Instructions to follow: Repeat the records verbatim and leave the pictures out of your copy.

Entries shown:
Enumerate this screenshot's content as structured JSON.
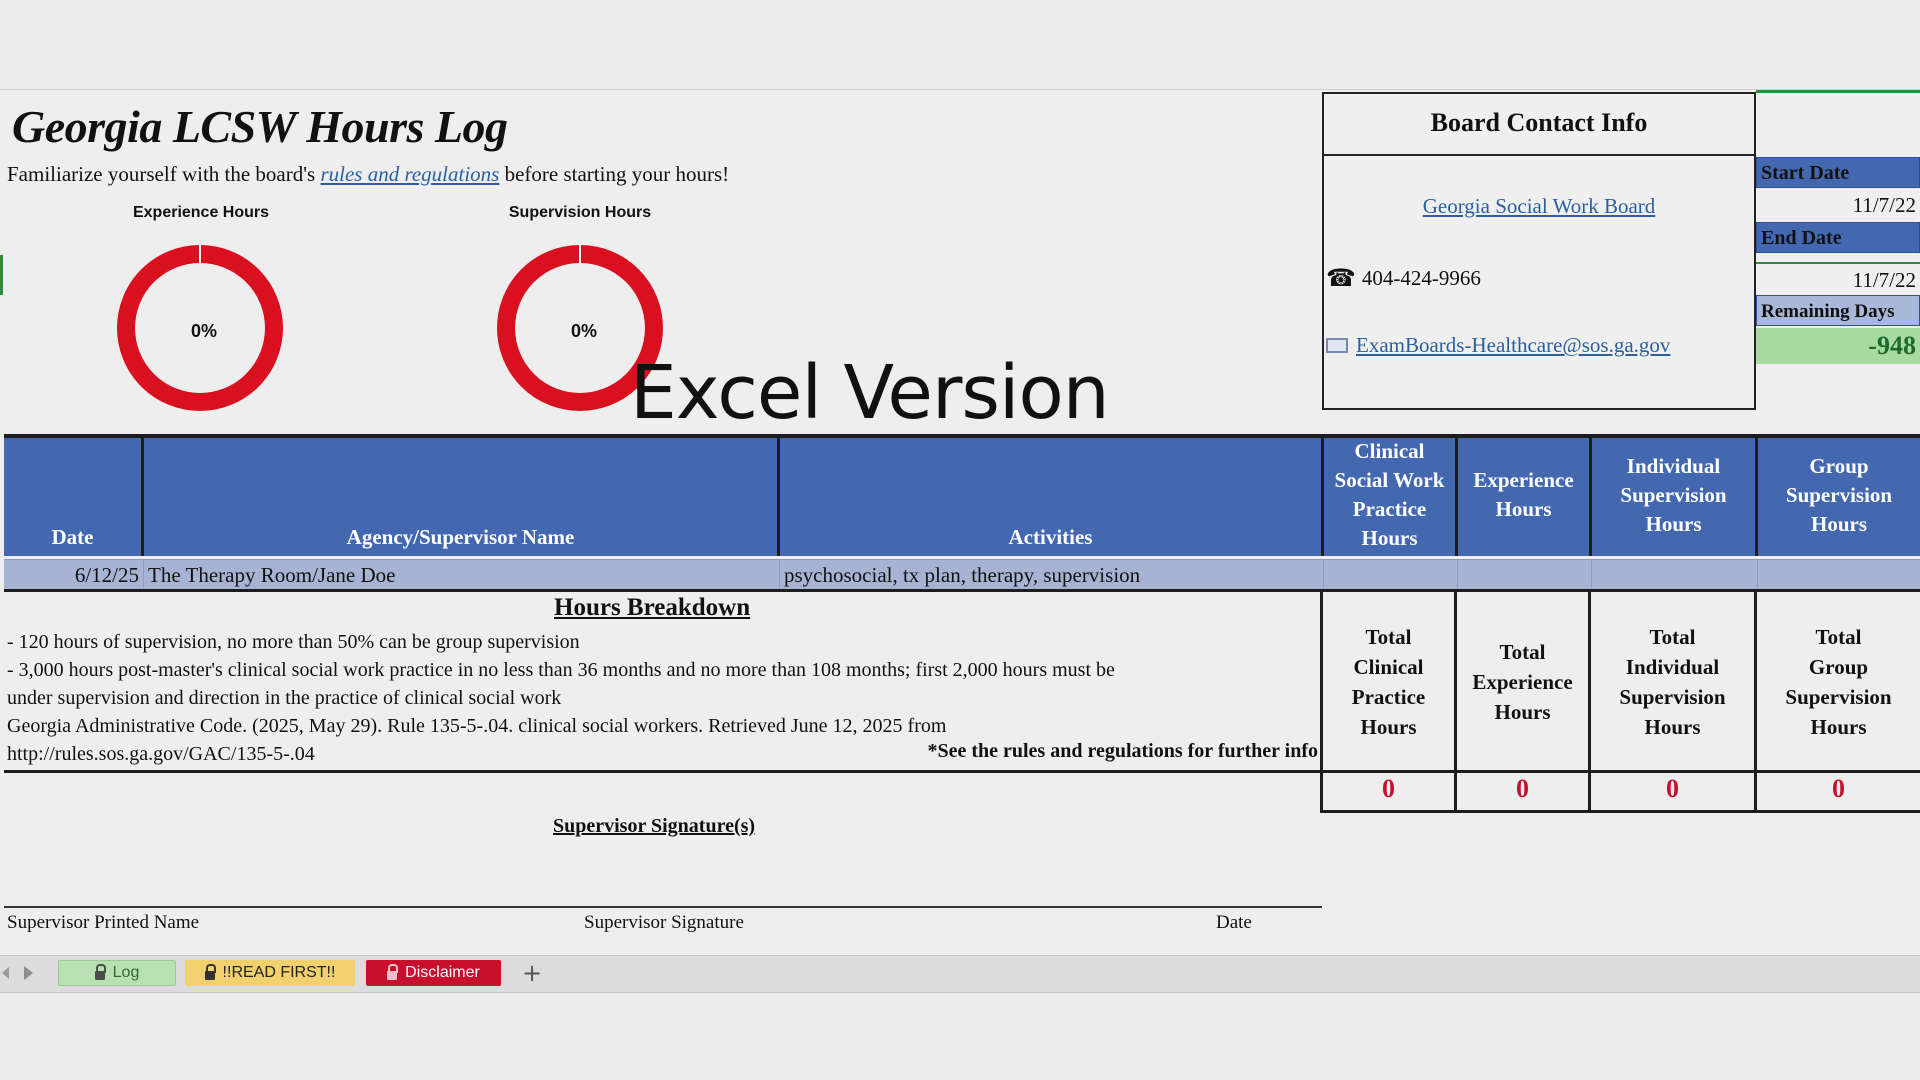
{
  "sheet": {
    "title": "Georgia LCSW Hours Log",
    "subtitle_before": "Familiarize yourself with the board's ",
    "subtitle_link": "rules and regulations",
    "subtitle_after": " before starting your hours!",
    "overlay_text": "Excel Version"
  },
  "charts": {
    "experience": {
      "title": "Experience Hours",
      "label": "0%",
      "value": 0
    },
    "supervision": {
      "title": "Supervision Hours",
      "label": "0%",
      "value": 0
    }
  },
  "contact": {
    "heading": "Board Contact Info",
    "board_link": "Georgia Social Work Board",
    "phone": "404-424-9966",
    "email": "ExamBoards-Healthcare@sos.ga.gov"
  },
  "dates": {
    "start_label": "Start Date",
    "start_value": "11/7/22",
    "end_label": "End Date",
    "end_value": "11/7/22",
    "remaining_label": "Remaining Days",
    "remaining_value": "-948"
  },
  "table": {
    "headers": {
      "date": "Date",
      "agency": "Agency/Supervisor Name",
      "activities": "Activities",
      "clinical_l1": "Clinical",
      "clinical_l2": "Social Work",
      "clinical_l3": "Practice",
      "clinical_l4": "Hours",
      "experience_l1": "Experience",
      "experience_l2": "Hours",
      "individual_l1": "Individual",
      "individual_l2": "Supervision",
      "individual_l3": "Hours",
      "group_l1": "Group",
      "group_l2": "Supervision",
      "group_l3": "Hours"
    },
    "rows": [
      {
        "date": "6/12/25",
        "agency": "The Therapy Room/Jane Doe",
        "activities": "psychosocial, tx plan, therapy, supervision"
      }
    ]
  },
  "breakdown": {
    "heading": "Hours Breakdown",
    "line1": "- 120 hours of supervision, no more than 50% can be group supervision",
    "line2": "- 3,000 hours post-master's clinical social work practice in no less than 36 months and no more than 108 months; first 2,000 hours must be",
    "line3": "under supervision and direction in the practice of clinical social work",
    "line4": "Georgia Administrative Code. (2025, May 29). Rule 135-5-.04. clinical social workers. Retrieved June 12, 2025 from",
    "line5": "http://rules.sos.ga.gov/GAC/135-5-.04",
    "note": "*See the rules and regulations for further info"
  },
  "totals": {
    "clinical": [
      "Total",
      "Clinical",
      "Practice",
      "Hours"
    ],
    "experience": [
      "Total",
      "Experience",
      "Hours"
    ],
    "individual": [
      "Total",
      "Individual",
      "Supervision",
      "Hours"
    ],
    "group": [
      "Total",
      "Group",
      "Supervision",
      "Hours"
    ],
    "values": {
      "clinical": "0",
      "experience": "0",
      "individual": "0",
      "group": "0"
    }
  },
  "signature": {
    "heading": "Supervisor Signature(s)",
    "printed_name": "Supervisor Printed Name",
    "signature": "Supervisor Signature",
    "date": "Date"
  },
  "tabs": {
    "log": "Log",
    "read_first": "!!READ FIRST!!",
    "disclaimer": "Disclaimer",
    "add": "+"
  },
  "colors": {
    "header_blue": "#4468b0",
    "row_blue": "#a7b3d3",
    "donut_red": "#d8101f",
    "total_red": "#c4122f",
    "remaining_green": "#a8dba0",
    "tab_log": "#b9e0b3",
    "tab_read_first": "#f1d06e",
    "tab_disclaimer": "#c8102e"
  }
}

Problem solution:
Enumerate this screenshot's content as structured JSON.
{
  "sheet": {
    "title": "Georgia LCSW Hours Log",
    "subtitle_before": "Familiarize yourself with the board's ",
    "subtitle_link": "rules and regulations",
    "subtitle_after": " before starting your hours!",
    "overlay_text": "Excel Version"
  },
  "charts": {
    "experience": {
      "title": "Experience Hours",
      "label": "0%",
      "value": 0
    },
    "supervision": {
      "title": "Supervision Hours",
      "label": "0%",
      "value": 0
    }
  },
  "contact": {
    "heading": "Board Contact Info",
    "board_link": "Georgia Social Work Board",
    "phone": "404-424-9966",
    "email": "ExamBoards-Healthcare@sos.ga.gov"
  },
  "dates": {
    "start_label": "Start Date",
    "start_value": "11/7/22",
    "end_label": "End Date",
    "end_value": "11/7/22",
    "remaining_label": "Remaining Days",
    "remaining_value": "-948"
  },
  "table": {
    "headers": {
      "date": "Date",
      "agency": "Agency/Supervisor Name",
      "activities": "Activities",
      "clinical_l1": "Clinical",
      "clinical_l2": "Social Work",
      "clinical_l3": "Practice",
      "clinical_l4": "Hours",
      "experience_l1": "Experience",
      "experience_l2": "Hours",
      "individual_l1": "Individual",
      "individual_l2": "Supervision",
      "individual_l3": "Hours",
      "group_l1": "Group",
      "group_l2": "Supervision",
      "group_l3": "Hours"
    },
    "rows": [
      {
        "date": "6/12/25",
        "agency": "The Therapy Room/Jane Doe",
        "activities": "psychosocial, tx plan, therapy, supervision"
      }
    ]
  },
  "breakdown": {
    "heading": "Hours Breakdown",
    "line1": "- 120 hours of supervision, no more than 50% can be group supervision",
    "line2": "- 3,000 hours post-master's clinical social work practice in no less than 36 months and no more than 108 months; first 2,000 hours must be",
    "line3": "under supervision and direction in the practice of clinical social work",
    "line4": "Georgia Administrative Code. (2025, May 29). Rule 135-5-.04. clinical social workers. Retrieved June 12, 2025 from",
    "line5": "http://rules.sos.ga.gov/GAC/135-5-.04",
    "note": "*See the rules and regulations for further info"
  },
  "totals": {
    "clinical": [
      "Total",
      "Clinical",
      "Practice",
      "Hours"
    ],
    "experience": [
      "Total",
      "Experience",
      "Hours"
    ],
    "individual": [
      "Total",
      "Individual",
      "Supervision",
      "Hours"
    ],
    "group": [
      "Total",
      "Group",
      "Supervision",
      "Hours"
    ],
    "values": {
      "clinical": "0",
      "experience": "0",
      "individual": "0",
      "group": "0"
    }
  },
  "signature": {
    "heading": "Supervisor Signature(s)",
    "printed_name": "Supervisor Printed Name",
    "signature": "Supervisor Signature",
    "date": "Date"
  },
  "tabs": {
    "log": "Log",
    "read_first": "!!READ FIRST!!",
    "disclaimer": "Disclaimer",
    "add": "+"
  },
  "colors": {
    "header_blue": "#4468b0",
    "row_blue": "#a7b3d3",
    "donut_red": "#d8101f",
    "total_red": "#c4122f",
    "remaining_green": "#a8dba0",
    "tab_log": "#b9e0b3",
    "tab_read_first": "#f1d06e",
    "tab_disclaimer": "#c8102e"
  }
}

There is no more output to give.